- _DOCUMENT_:
------------------------------------
Clearly, the term $D$
is quite small in the UHE region and at a first approach, it may
be neglected.


The expression of $\rho\left( x \right)$ depends on the model of
the medium used. For instance, assuming a radial incidence of the
primary, we have for some typical models:
\begin{enumerate}
\item Exponential atmosphere:
\BEQ
\rho \left(l\right) = \rho_{0} \exp \left[ - \frac{l}{h_{0}}\right],
\EEQ

\BEQ
\rho\left( x \right) = \frac{x \lambda}{h_{0}}.
\EEQ

\item Atmosphere with a power law for the density::
\BEQ
\rho = \rho_{1} \left[ \frac{l}{h_{1}} \right]^{-\kappa}, \quad
\left(\kappa > 1\right) ,
\EEQ

\BEQ
\rho\left( x \right) =
\rho_{1}
\left[ \frac{x\lambda}{\rho_{1}h_{1}}\right]^{\frac{\kappa}{\kappa-1}}.
\EEQ
\item For a (nearly) incompressible medium, like water, one may even
contemplate replacing $\rho$ by a constant, say, the value of the
density halfway between the entrance of the primary and the depth
of the detector.
\end{enumerate}
For a non--radial incidence, $l$ is to be
replaced by the slant depth: the changes in the formulae are
obvious and will not be exhibited here.
\section{Solutions}
\subsection{General techniques}
Neglecting the decay term in \eq{eq:diffusion}, --- an approximation valid
at the highest energies --- one can solve the equation by means of a Mellin
transformation in a standard fashion. The introduction of a new function,
$h\left( E, x\right)$ by means of the substitution
\[
H\left( E, x\right) = \exp\left( - x\right) h\left(E, x\right)
\]
reduces the equation to the form:
\BEQ
\frac{\partial h\left( E, x\right)}{\partial x } =
\int_{0}^{\infty} \frac{dE'}{E} F\left(\frac{E}{E'}\right)
\Theta \left( E' - E \right) h\left(E',x\right).
------------------------------------
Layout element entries
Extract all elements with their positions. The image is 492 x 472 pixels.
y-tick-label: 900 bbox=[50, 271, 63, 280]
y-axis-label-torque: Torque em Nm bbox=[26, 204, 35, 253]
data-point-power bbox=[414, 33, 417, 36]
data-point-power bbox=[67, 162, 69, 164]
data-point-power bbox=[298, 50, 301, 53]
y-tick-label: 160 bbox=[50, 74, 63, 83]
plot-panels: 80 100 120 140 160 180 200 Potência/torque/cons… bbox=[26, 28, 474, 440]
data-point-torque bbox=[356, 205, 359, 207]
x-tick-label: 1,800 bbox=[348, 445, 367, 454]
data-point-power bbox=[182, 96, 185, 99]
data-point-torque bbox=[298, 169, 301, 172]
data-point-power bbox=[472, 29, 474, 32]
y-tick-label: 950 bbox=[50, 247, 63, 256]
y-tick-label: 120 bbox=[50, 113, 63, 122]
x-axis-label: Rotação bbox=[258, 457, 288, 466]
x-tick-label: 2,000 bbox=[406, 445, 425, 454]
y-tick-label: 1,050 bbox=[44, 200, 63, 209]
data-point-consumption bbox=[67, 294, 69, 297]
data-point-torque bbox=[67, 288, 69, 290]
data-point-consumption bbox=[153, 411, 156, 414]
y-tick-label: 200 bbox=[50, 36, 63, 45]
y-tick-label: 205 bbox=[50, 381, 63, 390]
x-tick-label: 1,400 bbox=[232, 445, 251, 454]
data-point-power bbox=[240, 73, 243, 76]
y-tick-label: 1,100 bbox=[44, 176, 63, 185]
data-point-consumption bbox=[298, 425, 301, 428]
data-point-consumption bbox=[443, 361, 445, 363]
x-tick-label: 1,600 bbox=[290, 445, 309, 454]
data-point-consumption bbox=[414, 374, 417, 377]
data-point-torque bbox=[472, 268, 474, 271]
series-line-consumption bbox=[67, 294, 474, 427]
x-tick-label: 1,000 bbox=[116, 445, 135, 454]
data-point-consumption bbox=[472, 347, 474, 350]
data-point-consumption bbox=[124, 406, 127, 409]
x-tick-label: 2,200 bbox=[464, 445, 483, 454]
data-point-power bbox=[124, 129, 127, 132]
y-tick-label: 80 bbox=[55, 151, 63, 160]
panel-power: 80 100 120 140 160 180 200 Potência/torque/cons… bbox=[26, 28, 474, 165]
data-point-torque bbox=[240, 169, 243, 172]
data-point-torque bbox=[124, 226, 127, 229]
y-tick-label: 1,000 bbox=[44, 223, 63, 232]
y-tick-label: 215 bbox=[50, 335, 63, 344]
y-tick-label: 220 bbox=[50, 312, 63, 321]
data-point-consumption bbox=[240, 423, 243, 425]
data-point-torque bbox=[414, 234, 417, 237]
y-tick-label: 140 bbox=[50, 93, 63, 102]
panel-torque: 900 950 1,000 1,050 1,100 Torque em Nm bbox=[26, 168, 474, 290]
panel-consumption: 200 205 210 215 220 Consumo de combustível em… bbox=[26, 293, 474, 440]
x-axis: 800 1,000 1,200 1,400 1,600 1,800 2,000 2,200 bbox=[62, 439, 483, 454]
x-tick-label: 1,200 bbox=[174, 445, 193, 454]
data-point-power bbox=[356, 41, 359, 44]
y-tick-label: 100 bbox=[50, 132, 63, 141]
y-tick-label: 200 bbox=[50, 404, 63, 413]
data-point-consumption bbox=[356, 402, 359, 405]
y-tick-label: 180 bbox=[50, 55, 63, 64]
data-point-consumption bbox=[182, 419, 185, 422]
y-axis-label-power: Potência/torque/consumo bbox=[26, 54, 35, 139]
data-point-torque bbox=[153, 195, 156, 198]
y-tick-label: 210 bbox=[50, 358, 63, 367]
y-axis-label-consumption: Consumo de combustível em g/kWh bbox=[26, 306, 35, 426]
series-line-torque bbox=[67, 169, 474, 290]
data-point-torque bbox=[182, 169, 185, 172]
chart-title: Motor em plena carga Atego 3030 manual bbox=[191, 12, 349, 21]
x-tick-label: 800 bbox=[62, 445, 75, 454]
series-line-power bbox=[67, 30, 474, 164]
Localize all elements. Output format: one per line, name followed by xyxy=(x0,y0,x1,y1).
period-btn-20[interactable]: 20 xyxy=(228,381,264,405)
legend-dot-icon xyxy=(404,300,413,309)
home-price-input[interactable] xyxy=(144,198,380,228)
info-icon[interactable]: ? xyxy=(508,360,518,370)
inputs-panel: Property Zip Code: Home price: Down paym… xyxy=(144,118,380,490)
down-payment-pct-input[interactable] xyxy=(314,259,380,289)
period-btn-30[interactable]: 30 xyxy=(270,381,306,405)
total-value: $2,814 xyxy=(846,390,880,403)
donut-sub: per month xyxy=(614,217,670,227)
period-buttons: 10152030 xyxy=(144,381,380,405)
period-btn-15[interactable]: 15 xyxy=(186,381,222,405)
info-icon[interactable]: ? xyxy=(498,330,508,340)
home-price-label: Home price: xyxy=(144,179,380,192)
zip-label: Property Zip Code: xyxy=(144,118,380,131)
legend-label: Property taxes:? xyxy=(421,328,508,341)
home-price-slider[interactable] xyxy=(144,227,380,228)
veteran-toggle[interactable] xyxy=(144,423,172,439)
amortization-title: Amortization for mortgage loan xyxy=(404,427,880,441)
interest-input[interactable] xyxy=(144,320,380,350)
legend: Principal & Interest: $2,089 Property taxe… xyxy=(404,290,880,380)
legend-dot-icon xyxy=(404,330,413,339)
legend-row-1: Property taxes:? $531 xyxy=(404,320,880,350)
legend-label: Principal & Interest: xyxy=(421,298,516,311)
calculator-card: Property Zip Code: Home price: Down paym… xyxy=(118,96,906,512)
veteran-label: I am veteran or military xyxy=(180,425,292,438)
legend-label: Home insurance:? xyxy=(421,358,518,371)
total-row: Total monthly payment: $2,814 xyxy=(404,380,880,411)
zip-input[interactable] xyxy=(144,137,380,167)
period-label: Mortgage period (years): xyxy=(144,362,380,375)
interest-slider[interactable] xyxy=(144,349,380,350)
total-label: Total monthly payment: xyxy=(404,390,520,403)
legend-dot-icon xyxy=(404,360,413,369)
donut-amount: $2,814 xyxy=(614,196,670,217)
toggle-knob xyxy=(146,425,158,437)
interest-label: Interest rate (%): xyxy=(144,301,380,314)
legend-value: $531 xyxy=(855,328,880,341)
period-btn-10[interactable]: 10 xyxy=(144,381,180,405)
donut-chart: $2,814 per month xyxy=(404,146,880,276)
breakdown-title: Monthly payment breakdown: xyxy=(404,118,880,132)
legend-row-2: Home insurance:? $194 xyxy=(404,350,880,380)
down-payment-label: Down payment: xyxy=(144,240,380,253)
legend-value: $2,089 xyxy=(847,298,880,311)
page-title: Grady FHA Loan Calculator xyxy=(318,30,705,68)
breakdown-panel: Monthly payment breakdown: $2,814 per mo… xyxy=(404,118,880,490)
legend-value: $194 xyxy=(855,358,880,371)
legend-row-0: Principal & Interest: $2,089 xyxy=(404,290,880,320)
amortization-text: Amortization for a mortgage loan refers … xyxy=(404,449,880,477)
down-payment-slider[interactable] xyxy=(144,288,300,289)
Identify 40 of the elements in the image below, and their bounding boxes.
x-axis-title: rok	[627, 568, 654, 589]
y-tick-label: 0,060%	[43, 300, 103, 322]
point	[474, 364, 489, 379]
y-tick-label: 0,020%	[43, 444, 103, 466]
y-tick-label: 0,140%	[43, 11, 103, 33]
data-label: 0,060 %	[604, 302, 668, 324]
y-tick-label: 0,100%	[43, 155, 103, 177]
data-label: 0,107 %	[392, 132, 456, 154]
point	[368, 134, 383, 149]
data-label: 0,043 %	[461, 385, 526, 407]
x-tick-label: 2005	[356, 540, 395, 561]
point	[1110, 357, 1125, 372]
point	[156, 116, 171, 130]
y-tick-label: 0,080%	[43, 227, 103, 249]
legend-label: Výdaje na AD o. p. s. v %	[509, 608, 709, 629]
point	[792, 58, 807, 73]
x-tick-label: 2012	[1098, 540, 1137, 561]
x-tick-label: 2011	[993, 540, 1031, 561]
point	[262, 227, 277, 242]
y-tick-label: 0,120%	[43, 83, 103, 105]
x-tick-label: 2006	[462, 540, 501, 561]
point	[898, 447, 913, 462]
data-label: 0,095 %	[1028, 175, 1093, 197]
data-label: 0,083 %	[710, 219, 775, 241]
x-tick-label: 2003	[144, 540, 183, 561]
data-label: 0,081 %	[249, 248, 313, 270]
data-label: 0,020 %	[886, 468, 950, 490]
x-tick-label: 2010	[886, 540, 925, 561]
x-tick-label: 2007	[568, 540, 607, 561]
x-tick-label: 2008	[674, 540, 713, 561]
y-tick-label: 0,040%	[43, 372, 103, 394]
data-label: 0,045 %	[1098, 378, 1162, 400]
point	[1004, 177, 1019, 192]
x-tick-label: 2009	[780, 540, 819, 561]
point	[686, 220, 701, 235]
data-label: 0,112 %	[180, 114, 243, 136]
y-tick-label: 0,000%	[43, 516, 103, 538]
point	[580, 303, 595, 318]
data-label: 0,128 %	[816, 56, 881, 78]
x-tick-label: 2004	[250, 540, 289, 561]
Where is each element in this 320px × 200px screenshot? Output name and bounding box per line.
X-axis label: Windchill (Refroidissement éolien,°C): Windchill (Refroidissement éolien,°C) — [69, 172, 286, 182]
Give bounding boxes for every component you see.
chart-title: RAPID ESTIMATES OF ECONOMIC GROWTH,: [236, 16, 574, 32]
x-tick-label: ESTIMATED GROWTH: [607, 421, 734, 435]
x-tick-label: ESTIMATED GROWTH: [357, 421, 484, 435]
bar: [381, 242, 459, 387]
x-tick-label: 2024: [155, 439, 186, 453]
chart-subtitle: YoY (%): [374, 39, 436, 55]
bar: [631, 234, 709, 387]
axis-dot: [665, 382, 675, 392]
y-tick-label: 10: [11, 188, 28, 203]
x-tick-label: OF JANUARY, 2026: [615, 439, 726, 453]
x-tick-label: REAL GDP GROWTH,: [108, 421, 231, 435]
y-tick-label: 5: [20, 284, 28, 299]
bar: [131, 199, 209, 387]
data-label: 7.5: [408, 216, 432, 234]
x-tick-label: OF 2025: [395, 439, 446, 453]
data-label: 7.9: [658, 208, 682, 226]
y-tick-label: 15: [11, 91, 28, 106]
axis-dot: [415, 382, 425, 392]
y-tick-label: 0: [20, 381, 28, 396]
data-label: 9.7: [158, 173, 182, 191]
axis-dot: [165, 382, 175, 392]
------------------------------------
- _WHAT TO WORK ON_:
• A. According to the diffusion-equation excerpt, in what case must $l$ be replaced by the slant depth?
• B. Carry the diffusion-equation excerpt forward from its last line.

- _ANSWERS GIVEN_:
• A. For a non-radial incidence.

• B.
\label{eq:reduced}
\EEQ
This equation is to be solved with an initial condition suitable for the
physical problem at hand: we outline two types of such problems.
\begin{enumerate}
\item {\em Problems related to the development of a shower in an astrophysical
environment or a hadronic shower in the atmosphere.}

In that case, the primary spectrum can be well approximated by a power
spectrum for a substantial energy range. However, a power spectrum over
all energies is unphysical, since it has an infinite energy
contents\footnote{It is the consequence of this infinite ``energy
reservoir'' that a pure power spectrum passes through an absorber
without getting distorted.}.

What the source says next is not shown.